## WORK REQUIRED
Copy all lines holding the word "الرئيسية" from the entries.

## GIVEN ENTRIES
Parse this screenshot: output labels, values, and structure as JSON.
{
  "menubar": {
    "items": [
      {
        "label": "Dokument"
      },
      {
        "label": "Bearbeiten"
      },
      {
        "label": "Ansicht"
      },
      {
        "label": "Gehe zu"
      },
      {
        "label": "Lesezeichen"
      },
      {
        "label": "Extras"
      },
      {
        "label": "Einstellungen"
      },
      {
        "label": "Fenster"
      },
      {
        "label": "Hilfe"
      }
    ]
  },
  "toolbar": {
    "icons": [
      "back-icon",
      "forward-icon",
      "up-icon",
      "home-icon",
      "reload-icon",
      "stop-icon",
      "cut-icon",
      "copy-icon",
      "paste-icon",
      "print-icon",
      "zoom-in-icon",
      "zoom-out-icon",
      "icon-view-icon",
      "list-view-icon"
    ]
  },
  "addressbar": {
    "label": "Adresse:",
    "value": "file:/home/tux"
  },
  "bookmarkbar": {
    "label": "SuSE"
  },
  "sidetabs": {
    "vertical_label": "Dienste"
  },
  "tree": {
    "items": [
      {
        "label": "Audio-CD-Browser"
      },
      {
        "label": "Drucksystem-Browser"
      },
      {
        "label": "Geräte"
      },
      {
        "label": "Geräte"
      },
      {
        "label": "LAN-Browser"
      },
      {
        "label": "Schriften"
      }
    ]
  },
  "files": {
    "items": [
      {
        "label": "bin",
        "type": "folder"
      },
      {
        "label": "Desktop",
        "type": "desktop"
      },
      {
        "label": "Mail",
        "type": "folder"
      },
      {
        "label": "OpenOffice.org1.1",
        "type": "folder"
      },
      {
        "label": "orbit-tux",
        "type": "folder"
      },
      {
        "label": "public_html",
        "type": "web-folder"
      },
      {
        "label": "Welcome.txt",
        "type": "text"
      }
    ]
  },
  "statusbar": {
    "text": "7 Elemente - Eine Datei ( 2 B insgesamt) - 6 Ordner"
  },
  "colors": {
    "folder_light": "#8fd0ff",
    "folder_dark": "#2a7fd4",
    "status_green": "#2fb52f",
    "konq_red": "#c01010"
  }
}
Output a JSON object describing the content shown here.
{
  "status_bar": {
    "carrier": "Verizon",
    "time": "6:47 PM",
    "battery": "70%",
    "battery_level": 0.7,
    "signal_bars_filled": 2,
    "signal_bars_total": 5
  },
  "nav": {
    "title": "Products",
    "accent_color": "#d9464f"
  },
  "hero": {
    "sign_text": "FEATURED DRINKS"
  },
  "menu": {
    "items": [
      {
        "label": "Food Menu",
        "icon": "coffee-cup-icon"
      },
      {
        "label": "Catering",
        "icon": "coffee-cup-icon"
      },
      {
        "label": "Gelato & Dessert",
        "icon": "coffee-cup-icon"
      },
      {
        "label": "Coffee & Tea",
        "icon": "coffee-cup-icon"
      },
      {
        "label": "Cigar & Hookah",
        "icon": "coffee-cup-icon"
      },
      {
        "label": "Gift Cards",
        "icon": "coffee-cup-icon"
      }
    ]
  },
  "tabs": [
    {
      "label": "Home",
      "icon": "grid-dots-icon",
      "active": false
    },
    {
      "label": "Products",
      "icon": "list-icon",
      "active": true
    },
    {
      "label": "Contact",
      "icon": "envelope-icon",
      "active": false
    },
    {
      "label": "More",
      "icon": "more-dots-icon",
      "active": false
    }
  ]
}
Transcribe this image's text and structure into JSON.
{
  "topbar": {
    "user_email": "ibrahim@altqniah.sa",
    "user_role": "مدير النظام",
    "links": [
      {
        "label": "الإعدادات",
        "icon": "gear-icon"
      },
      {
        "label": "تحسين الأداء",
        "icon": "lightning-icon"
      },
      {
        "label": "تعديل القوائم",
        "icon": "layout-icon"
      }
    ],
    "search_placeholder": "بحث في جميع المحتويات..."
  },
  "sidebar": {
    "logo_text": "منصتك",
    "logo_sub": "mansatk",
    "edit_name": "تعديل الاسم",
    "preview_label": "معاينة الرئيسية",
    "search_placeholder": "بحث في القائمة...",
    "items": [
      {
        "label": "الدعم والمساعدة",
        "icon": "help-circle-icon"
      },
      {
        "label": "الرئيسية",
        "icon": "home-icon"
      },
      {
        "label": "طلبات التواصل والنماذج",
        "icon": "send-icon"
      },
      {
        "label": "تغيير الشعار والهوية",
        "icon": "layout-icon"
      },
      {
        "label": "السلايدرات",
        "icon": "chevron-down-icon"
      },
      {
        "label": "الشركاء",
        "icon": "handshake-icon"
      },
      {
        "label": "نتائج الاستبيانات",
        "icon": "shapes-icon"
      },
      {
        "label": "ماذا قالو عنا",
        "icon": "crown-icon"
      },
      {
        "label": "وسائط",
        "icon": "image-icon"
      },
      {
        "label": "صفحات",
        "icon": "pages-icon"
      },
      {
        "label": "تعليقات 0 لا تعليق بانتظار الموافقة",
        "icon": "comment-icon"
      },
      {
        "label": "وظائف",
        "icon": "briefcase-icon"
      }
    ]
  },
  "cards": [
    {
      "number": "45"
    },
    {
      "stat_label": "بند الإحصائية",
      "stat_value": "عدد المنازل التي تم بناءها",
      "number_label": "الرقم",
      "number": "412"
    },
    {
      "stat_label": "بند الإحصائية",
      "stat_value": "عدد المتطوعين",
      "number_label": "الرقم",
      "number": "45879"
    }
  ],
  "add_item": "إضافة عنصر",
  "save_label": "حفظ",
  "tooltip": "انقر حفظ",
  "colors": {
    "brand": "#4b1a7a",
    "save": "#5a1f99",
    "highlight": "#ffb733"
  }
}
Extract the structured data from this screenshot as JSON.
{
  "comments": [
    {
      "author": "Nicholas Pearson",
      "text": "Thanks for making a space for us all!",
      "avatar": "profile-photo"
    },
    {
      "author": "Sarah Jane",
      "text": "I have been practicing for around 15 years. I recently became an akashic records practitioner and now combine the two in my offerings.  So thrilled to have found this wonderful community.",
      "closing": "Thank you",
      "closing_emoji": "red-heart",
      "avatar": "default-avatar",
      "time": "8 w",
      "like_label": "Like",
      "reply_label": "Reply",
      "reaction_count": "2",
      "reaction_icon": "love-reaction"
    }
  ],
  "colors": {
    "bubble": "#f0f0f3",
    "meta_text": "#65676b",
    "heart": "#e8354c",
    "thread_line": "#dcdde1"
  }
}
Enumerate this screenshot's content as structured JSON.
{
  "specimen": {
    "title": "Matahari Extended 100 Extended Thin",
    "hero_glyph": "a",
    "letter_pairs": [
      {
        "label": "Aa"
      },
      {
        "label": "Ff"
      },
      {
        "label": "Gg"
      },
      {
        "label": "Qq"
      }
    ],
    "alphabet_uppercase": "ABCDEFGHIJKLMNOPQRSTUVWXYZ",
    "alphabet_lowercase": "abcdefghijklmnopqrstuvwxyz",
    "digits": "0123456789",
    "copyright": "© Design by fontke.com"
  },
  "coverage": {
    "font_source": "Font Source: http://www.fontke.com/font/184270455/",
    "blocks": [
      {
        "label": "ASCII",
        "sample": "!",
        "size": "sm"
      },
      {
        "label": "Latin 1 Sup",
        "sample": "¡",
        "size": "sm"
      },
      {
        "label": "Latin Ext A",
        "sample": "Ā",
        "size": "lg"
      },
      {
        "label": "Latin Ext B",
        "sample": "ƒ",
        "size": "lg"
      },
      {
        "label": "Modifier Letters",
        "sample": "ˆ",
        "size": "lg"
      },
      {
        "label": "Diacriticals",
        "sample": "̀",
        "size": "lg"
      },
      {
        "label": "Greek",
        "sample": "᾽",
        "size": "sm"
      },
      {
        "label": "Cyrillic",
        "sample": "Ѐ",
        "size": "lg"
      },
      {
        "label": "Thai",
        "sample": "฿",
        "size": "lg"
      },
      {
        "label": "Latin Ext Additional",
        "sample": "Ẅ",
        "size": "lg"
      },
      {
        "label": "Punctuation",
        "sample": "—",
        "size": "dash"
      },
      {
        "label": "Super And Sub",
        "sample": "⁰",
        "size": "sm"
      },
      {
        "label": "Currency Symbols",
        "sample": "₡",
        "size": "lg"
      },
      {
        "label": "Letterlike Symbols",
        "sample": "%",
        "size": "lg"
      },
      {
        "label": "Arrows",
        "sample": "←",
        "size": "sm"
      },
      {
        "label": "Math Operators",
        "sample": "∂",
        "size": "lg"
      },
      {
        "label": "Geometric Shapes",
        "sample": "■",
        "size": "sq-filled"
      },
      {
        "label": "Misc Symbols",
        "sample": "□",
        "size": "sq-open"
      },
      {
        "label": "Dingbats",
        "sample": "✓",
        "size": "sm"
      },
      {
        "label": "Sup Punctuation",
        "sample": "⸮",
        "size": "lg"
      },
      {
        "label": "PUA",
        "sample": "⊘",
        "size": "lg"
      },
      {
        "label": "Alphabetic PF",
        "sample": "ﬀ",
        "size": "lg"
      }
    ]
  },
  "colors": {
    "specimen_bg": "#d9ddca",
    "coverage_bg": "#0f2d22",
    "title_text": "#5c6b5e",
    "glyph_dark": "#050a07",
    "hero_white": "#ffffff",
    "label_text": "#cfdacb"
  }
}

## FULL RESPONSE
    "preview_label": "معاينة الرئيسية",
        "label": "الرئيسية",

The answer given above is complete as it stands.